---- Input
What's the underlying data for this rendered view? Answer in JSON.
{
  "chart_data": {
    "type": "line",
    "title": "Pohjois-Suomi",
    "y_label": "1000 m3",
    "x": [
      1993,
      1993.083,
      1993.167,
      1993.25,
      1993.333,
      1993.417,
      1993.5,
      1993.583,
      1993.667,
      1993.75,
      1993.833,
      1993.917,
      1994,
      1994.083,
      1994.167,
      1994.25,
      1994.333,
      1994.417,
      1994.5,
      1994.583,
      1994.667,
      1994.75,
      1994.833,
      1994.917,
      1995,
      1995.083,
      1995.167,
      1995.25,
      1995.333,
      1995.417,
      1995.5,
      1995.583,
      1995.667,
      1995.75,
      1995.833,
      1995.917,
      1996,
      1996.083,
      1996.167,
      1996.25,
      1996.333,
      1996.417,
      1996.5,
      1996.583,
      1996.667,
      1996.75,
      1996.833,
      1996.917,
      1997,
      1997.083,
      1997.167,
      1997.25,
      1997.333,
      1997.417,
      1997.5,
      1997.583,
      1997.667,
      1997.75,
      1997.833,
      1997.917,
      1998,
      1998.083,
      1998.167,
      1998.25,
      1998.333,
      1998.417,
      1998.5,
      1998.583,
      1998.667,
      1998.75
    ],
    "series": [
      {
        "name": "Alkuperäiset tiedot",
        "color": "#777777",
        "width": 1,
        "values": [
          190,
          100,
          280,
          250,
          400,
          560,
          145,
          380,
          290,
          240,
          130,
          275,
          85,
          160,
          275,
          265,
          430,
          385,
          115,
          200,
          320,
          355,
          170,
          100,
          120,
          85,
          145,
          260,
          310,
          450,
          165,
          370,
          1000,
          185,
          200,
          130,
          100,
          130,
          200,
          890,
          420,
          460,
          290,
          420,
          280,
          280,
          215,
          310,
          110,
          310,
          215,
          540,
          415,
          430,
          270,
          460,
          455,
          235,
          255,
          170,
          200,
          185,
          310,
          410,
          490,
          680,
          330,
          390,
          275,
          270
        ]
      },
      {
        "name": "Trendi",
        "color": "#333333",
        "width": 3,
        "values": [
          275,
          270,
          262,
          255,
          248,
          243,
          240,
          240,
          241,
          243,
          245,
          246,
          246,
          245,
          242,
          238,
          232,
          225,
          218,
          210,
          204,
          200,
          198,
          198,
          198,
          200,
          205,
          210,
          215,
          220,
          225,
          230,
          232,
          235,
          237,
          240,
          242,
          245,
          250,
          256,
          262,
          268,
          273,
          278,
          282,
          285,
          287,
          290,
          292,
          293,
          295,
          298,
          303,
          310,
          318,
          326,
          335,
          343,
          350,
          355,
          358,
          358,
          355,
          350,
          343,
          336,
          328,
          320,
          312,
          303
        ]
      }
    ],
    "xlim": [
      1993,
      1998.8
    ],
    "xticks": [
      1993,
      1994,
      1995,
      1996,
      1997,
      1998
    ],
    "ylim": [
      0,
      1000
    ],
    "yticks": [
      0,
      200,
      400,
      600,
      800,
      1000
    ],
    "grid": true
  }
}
--------
# Work required
Your task is to repeat each line of the material exactly.

# Correct answer
What's the underlying data for this rendered view? Answer in JSON.
{
  "chart_data": {
    "type": "line",
    "title": "Pohjois-Suomi",
    "y_label": "1000 m3",
    "x": [
      1993,
      1993.083,
      1993.167,
      1993.25,
      1993.333,
      1993.417,
      1993.5,
      1993.583,
      1993.667,
      1993.75,
      1993.833,
      1993.917,
      1994,
      1994.083,
      1994.167,
      1994.25,
      1994.333,
      1994.417,
      1994.5,
      1994.583,
      1994.667,
      1994.75,
      1994.833,
      1994.917,
      1995,
      1995.083,
      1995.167,
      1995.25,
      1995.333,
      1995.417,
      1995.5,
      1995.583,
      1995.667,
      1995.75,
      1995.833,
      1995.917,
      1996,
      1996.083,
      1996.167,
      1996.25,
      1996.333,
      1996.417,
      1996.5,
      1996.583,
      1996.667,
      1996.75,
      1996.833,
      1996.917,
      1997,
      1997.083,
      1997.167,
      1997.25,
      1997.333,
      1997.417,
      1997.5,
      1997.583,
      1997.667,
      1997.75,
      1997.833,
      1997.917,
      1998,
      1998.083,
      1998.167,
      1998.25,
      1998.333,
      1998.417,
      1998.5,
      1998.583,
      1998.667,
      1998.75
    ],
    "series": [
      {
        "name": "Alkuperäiset tiedot",
        "color": "#777777",
        "width": 1,
        "values": [
          190,
          100,
          280,
          250,
          400,
          560,
          145,
          380,
          290,
          240,
          130,
          275,
          85,
          160,
          275,
          265,
          430,
          385,
          115,
          200,
          320,
          355,
          170,
          100,
          120,
          85,
          145,
          260,
          310,
          450,
          165,
          370,
          1000,
          185,
          200,
          130,
          100,
          130,
          200,
          890,
          420,
          460,
          290,
          420,
          280,
          280,
          215,
          310,
          110,
          310,
          215,
          540,
          415,
          430,
          270,
          460,
          455,
          235,
          255,
          170,
          200,
          185,
          310,
          410,
          490,
          680,
          330,
          390,
          275,
          270
        ]
      },
      {
        "name": "Trendi",
        "color": "#333333",
        "width": 3,
        "values": [
          275,
          270,
          262,
          255,
          248,
          243,
          240,
          240,
          241,
          243,
          245,
          246,
          246,
          245,
          242,
          238,
          232,
          225,
          218,
          210,
          204,
          200,
          198,
          198,
          198,
          200,
          205,
          210,
          215,
          220,
          225,
          230,
          232,
          235,
          237,
          240,
          242,
          245,
          250,
          256,
          262,
          268,
          273,
          278,
          282,
          285,
          287,
          290,
          292,
          293,
          295,
          298,
          303,
          310,
          318,
          326,
          335,
          343,
          350,
          355,
          358,
          358,
          355,
          350,
          343,
          336,
          328,
          320,
          312,
          303
        ]
      }
    ],
    "xlim": [
      1993,
      1998.8
    ],
    "xticks": [
      1993,
      1994,
      1995,
      1996,
      1997,
      1998
    ],
    "ylim": [
      0,
      1000
    ],
    "yticks": [
      0,
      200,
      400,
      600,
      800,
      1000
    ],
    "grid": true
  }
}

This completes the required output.